↓↓↓
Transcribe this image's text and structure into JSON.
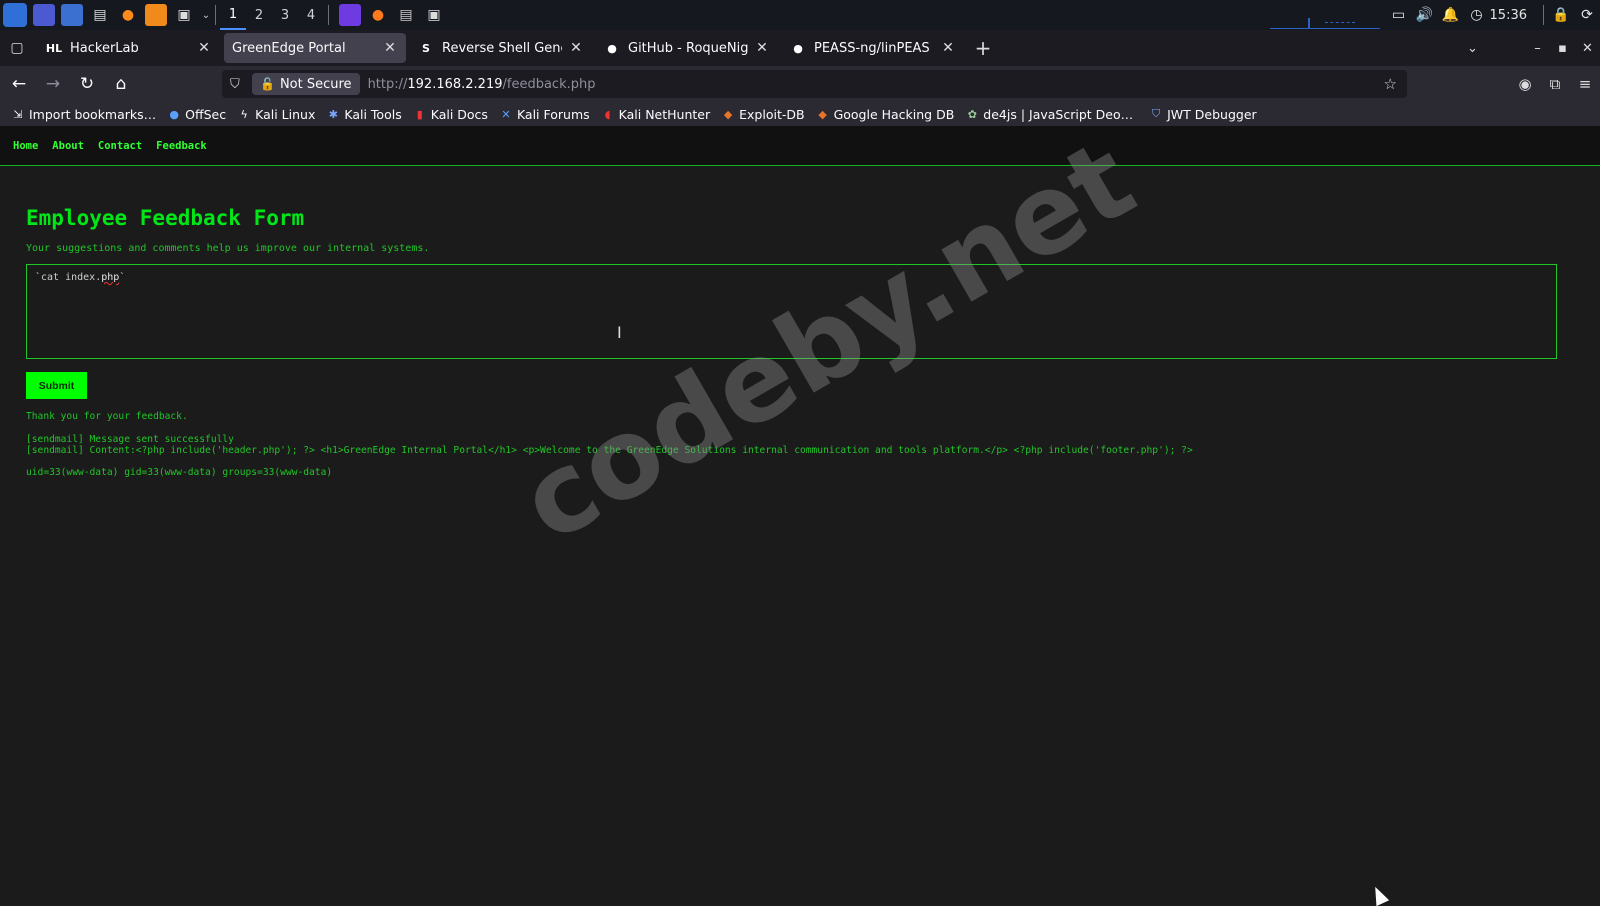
{
  "os_panel": {
    "workspaces": [
      "1",
      "2",
      "3",
      "4"
    ],
    "active_workspace": "1",
    "clock": "15:36"
  },
  "browser": {
    "tabs": [
      {
        "favicon_text": "HL",
        "title": "HackerLab",
        "active": false
      },
      {
        "favicon_text": "",
        "title": "GreenEdge Portal",
        "active": true
      },
      {
        "favicon_text": "S",
        "title": "Reverse Shell Generator",
        "active": false
      },
      {
        "favicon_text": "",
        "title": "GitHub - RoqueNight/Rev",
        "active": false
      },
      {
        "favicon_text": "",
        "title": "PEASS-ng/linPEAS at mas",
        "active": false
      }
    ],
    "security_label": "Not Secure",
    "url_scheme": "http://",
    "url_host": "192.168.2.219",
    "url_path": "/feedback.php",
    "bookmarks": [
      "Import bookmarks…",
      "OffSec",
      "Kali Linux",
      "Kali Tools",
      "Kali Docs",
      "Kali Forums",
      "Kali NetHunter",
      "Exploit-DB",
      "Google Hacking DB",
      "de4js | JavaScript Deo…",
      "JWT Debugger"
    ]
  },
  "site": {
    "nav": [
      "Home",
      "About",
      "Contact",
      "Feedback"
    ],
    "title": "Employee Feedback Form",
    "subtitle": "Your suggestions and comments help us improve our internal systems.",
    "feedback_prefix": "`cat index.",
    "feedback_err": "php",
    "feedback_suffix": "`",
    "submit_label": "Submit",
    "thanks": "Thank you for your feedback.",
    "sendmail_status": "[sendmail] Message sent successfully",
    "sendmail_content": "[sendmail] Content:<?php include('header.php'); ?> <h1>GreenEdge Internal Portal</h1> <p>Welcome to the GreenEdge Solutions internal communication and tools platform.</p> <?php include('footer.php'); ?>",
    "id_output": "uid=33(www-data) gid=33(www-data) groups=33(www-data)"
  },
  "watermark": "codeby.net",
  "colors": {
    "accent_green": "#00ff00",
    "text_green": "#22c428",
    "page_bg": "#1b1b1c"
  }
}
↑↑↑
== PROBLEM DESCRIPTION ==
Where a line in the material above holds "GreenEdge", copy that line.

== ANSWER TO THIS TASK ==
        "title": "GreenEdge Portal",
    "sendmail_content": "[sendmail] Content:<?php include('header.php'); ?> <h1>GreenEdge Internal Portal</h1> <p>Welcome to the GreenEdge Solutions internal communication and tools platform.</p> <?php include('footer.php'); ?>",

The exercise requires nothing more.